Pull out every line below that holds the word "области".

━━ Provided records ━━

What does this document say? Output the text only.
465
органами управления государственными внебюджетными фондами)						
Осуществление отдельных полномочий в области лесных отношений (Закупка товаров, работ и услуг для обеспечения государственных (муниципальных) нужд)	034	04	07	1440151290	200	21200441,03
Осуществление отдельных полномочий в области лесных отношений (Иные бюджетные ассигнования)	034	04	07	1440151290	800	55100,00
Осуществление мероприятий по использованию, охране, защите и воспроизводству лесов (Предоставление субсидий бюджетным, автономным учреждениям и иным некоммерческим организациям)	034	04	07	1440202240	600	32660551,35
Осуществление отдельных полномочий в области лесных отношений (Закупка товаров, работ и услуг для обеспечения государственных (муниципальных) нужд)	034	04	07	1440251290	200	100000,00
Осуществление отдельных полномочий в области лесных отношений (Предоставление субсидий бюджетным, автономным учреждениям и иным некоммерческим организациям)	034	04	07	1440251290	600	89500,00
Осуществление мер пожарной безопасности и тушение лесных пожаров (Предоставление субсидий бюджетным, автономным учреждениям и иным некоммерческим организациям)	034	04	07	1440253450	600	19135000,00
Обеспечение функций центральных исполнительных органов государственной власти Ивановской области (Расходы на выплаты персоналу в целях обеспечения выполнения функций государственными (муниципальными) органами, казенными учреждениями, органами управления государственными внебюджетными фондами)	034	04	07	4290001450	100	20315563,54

━━━

__Problem solution__:
Осуществление отдельных полномочий в области лесных отношений (Закупка товаров, работ и услуг для обеспечения государственных (муниципальных) нужд)	034	04	07	1440151290	200	21200441,03
Осуществление отдельных полномочий в области лесных отношений (Иные бюджетные ассигнования)	034	04	07	1440151290	800	55100,00
Осуществление отдельных полномочий в области лесных отношений (Закупка товаров, работ и услуг для обеспечения государственных (муниципальных) нужд)	034	04	07	1440251290	200	100000,00
Осуществление отдельных полномочий в области лесных отношений (Предоставление субсидий бюджетным, автономным учреждениям и иным некоммерческим организациям)	034	04	07	1440251290	600	89500,00
Обеспечение функций центральных исполнительных органов государственной власти Ивановской области (Расходы на выплаты персоналу в целях обеспечения выполнения функций государственными (муниципальными) органами, казенными учреждениями, органами управления государственными внебюджетными фондами)	034	04	07	4290001450	100	20315563,54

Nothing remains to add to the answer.